— START Given data —

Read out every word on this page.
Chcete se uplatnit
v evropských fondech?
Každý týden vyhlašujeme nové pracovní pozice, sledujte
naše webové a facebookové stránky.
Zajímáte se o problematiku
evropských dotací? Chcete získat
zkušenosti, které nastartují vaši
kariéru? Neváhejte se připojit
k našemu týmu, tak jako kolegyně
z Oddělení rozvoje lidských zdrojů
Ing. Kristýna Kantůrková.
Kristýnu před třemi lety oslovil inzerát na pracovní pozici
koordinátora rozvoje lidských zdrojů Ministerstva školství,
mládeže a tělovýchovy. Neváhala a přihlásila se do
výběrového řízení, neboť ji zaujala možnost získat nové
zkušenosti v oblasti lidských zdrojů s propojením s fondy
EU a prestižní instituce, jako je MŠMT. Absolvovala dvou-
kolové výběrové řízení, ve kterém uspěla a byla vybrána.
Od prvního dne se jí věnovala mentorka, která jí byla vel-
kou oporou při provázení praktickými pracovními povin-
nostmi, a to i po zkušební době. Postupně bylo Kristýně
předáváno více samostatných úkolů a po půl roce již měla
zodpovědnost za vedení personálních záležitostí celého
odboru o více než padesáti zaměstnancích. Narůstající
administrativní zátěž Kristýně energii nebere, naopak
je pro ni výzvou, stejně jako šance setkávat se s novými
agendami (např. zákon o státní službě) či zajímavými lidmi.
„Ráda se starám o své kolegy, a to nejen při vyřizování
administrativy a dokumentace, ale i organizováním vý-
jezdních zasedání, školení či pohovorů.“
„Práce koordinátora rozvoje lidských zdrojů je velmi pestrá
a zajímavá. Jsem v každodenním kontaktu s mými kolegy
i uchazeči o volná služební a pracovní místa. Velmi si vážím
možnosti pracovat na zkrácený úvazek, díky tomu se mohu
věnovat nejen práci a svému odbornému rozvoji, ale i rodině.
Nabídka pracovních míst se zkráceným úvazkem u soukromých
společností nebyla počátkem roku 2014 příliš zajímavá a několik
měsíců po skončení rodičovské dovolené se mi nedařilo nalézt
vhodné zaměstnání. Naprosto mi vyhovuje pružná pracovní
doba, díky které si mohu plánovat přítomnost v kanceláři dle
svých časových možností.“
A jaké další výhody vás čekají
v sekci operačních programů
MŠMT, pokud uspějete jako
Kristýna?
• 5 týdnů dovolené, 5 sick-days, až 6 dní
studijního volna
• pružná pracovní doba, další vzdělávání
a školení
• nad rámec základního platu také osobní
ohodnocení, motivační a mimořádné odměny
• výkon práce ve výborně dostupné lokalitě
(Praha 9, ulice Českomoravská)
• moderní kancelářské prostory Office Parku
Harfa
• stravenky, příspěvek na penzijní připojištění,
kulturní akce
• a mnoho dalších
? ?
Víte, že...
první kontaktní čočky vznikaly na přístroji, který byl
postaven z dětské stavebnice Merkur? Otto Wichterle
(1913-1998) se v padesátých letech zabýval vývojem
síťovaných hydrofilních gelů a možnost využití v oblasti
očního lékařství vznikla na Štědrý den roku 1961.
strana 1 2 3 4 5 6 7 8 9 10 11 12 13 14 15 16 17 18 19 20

— END Given data —

Given problem: Write the material out again in its entirety, exactly as shown.

Solution:
Read out every word on this page.
Chcete se uplatnit
v evropských fondech?
Každý týden vyhlašujeme nové pracovní pozice, sledujte
naše webové a facebookové stránky.
Zajímáte se o problematiku
evropských dotací? Chcete získat
zkušenosti, které nastartují vaši
kariéru? Neváhejte se připojit
k našemu týmu, tak jako kolegyně
z Oddělení rozvoje lidských zdrojů
Ing. Kristýna Kantůrková.
Kristýnu před třemi lety oslovil inzerát na pracovní pozici
koordinátora rozvoje lidských zdrojů Ministerstva školství,
mládeže a tělovýchovy. Neváhala a přihlásila se do
výběrového řízení, neboť ji zaujala možnost získat nové
zkušenosti v oblasti lidských zdrojů s propojením s fondy
EU a prestižní instituce, jako je MŠMT. Absolvovala dvou-
kolové výběrové řízení, ve kterém uspěla a byla vybrána.
Od prvního dne se jí věnovala mentorka, která jí byla vel-
kou oporou při provázení praktickými pracovními povin-
nostmi, a to i po zkušební době. Postupně bylo Kristýně
předáváno více samostatných úkolů a po půl roce již měla
zodpovědnost za vedení personálních záležitostí celého
odboru o více než padesáti zaměstnancích. Narůstající
administrativní zátěž Kristýně energii nebere, naopak
je pro ni výzvou, stejně jako šance setkávat se s novými
agendami (např. zákon o státní službě) či zajímavými lidmi.
„Ráda se starám o své kolegy, a to nejen při vyřizování
administrativy a dokumentace, ale i organizováním vý-
jezdních zasedání, školení či pohovorů.“
„Práce koordinátora rozvoje lidských zdrojů je velmi pestrá
a zajímavá. Jsem v každodenním kontaktu s mými kolegy
i uchazeči o volná služební a pracovní místa. Velmi si vážím
možnosti pracovat na zkrácený úvazek, díky tomu se mohu
věnovat nejen práci a svému odbornému rozvoji, ale i rodině.
Nabídka pracovních míst se zkráceným úvazkem u soukromých
společností nebyla počátkem roku 2014 příliš zajímavá a několik
měsíců po skončení rodičovské dovolené se mi nedařilo nalézt
vhodné zaměstnání. Naprosto mi vyhovuje pružná pracovní
doba, díky které si mohu plánovat přítomnost v kanceláři dle
svých časových možností.“
A jaké další výhody vás čekají
v sekci operačních programů
MŠMT, pokud uspějete jako
Kristýna?
• 5 týdnů dovolené, 5 sick-days, až 6 dní
studijního volna
• pružná pracovní doba, další vzdělávání
a školení
• nad rámec základního platu také osobní
ohodnocení, motivační a mimořádné odměny
• výkon práce ve výborně dostupné lokalitě
(Praha 9, ulice Českomoravská)
• moderní kancelářské prostory Office Parku
Harfa
• stravenky, příspěvek na penzijní připojištění,
kulturní akce
• a mnoho dalších
? ?
Víte, že...
první kontaktní čočky vznikaly na přístroji, který byl
postaven z dětské stavebnice Merkur? Otto Wichterle
(1913-1998) se v padesátých letech zabýval vývojem
síťovaných hydrofilních gelů a možnost využití v oblasti
očního lékařství vznikla na Štědrý den roku 1961.
strana 1 2 3 4 5 6 7 8 9 10 11 12 13 14 15 16 17 18 19 20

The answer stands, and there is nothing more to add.